**LISTED RECORDS**.
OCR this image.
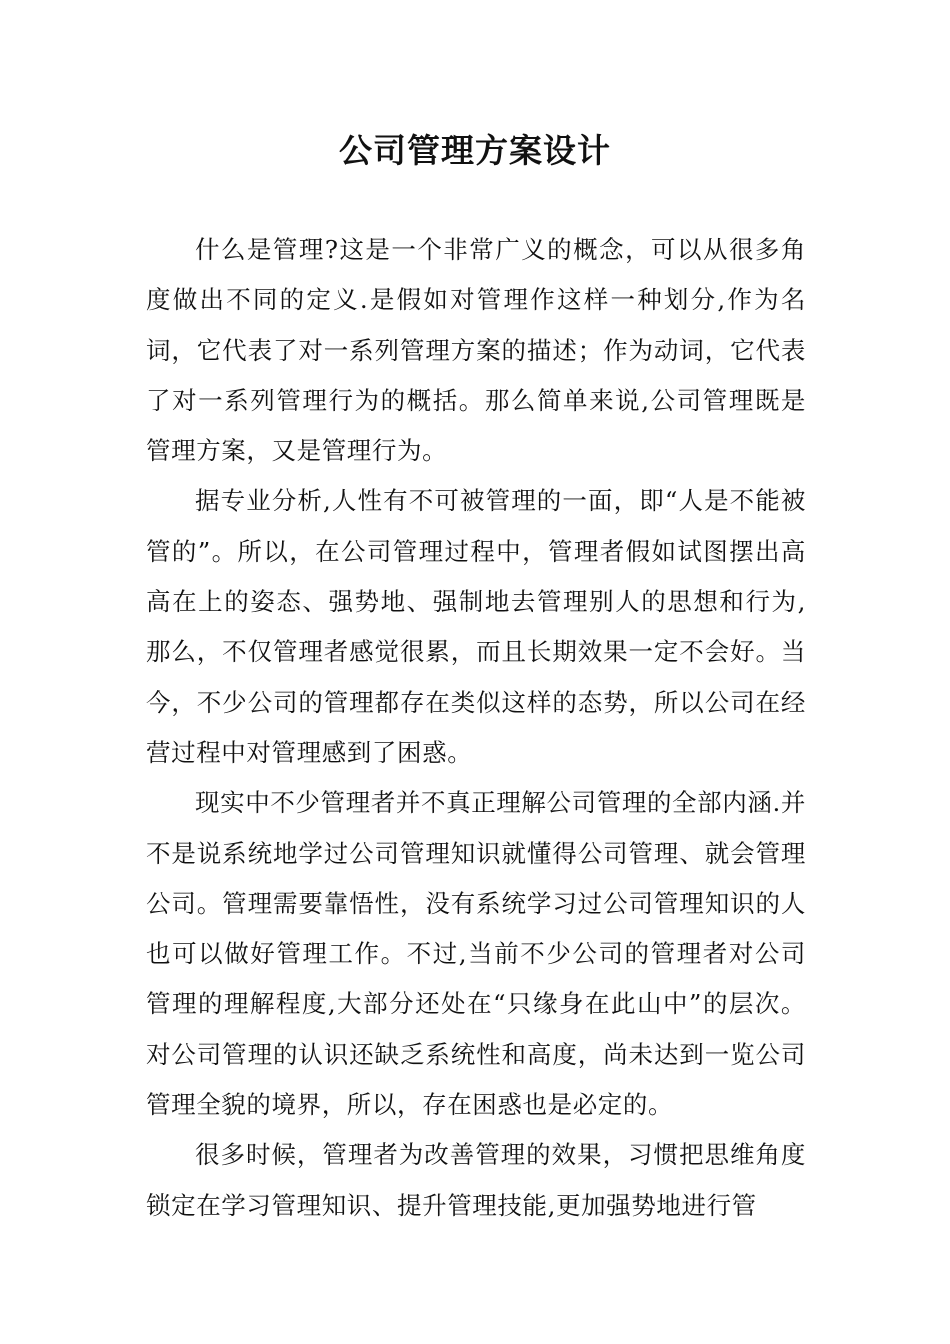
公司管理方案设计

什么是管理?这是一个非常广义的概念，可以从很多角度做出不同的定义.是假如对管理作这样一种划分,作为名词，它代表了对一系列管理方案的描述；作为动词，它代表了对一系列管理行为的概括。那么简单来说,公司管理既是管理方案，又是管理行为。

据专业分析,人性有不可被管理的一面，即“人是不能被管的”。所以，在公司管理过程中，管理者假如试图摆出高高在上的姿态、强势地、强制地去管理别人的思想和行为,那么，不仅管理者感觉很累，而且长期效果一定不会好。当今，不少公司的管理都存在类似这样的态势，所以公司在经营过程中对管理感到了困惑。

现实中不少管理者并不真正理解公司管理的全部内涵.并不是说系统地学过公司管理知识就懂得公司管理、就会管理公司。管理需要靠悟性，没有系统学习过公司管理知识的人也可以做好管理工作。不过,当前不少公司的管理者对公司管理的理解程度,大部分还处在“只缘身在此山中”的层次。对公司管理的认识还缺乏系统性和高度，尚未达到一览公司管理全貌的境界，所以，存在困惑也是必定的。

很多时候，管理者为改善管理的效果，习惯把思维角度锁定在学习管理知识、提升管理技能,更加强势地进行管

**EXERCISE TASK**. Output every entry exactly as given; pictures are not part of the copy.

**RESULT BELOW**.
OCR this image.
公司管理方案设计

什么是管理?这是一个非常广义的概念，可以从很多角度做出不同的定义.是假如对管理作这样一种划分,作为名词，它代表了对一系列管理方案的描述；作为动词，它代表了对一系列管理行为的概括。那么简单来说,公司管理既是管理方案，又是管理行为。

据专业分析,人性有不可被管理的一面，即“人是不能被管的”。所以，在公司管理过程中，管理者假如试图摆出高高在上的姿态、强势地、强制地去管理别人的思想和行为,那么，不仅管理者感觉很累，而且长期效果一定不会好。当今，不少公司的管理都存在类似这样的态势，所以公司在经营过程中对管理感到了困惑。

现实中不少管理者并不真正理解公司管理的全部内涵.并不是说系统地学过公司管理知识就懂得公司管理、就会管理公司。管理需要靠悟性，没有系统学习过公司管理知识的人也可以做好管理工作。不过,当前不少公司的管理者对公司管理的理解程度,大部分还处在“只缘身在此山中”的层次。对公司管理的认识还缺乏系统性和高度，尚未达到一览公司管理全貌的境界，所以，存在困惑也是必定的。

很多时候，管理者为改善管理的效果，习惯把思维角度锁定在学习管理知识、提升管理技能,更加强势地进行管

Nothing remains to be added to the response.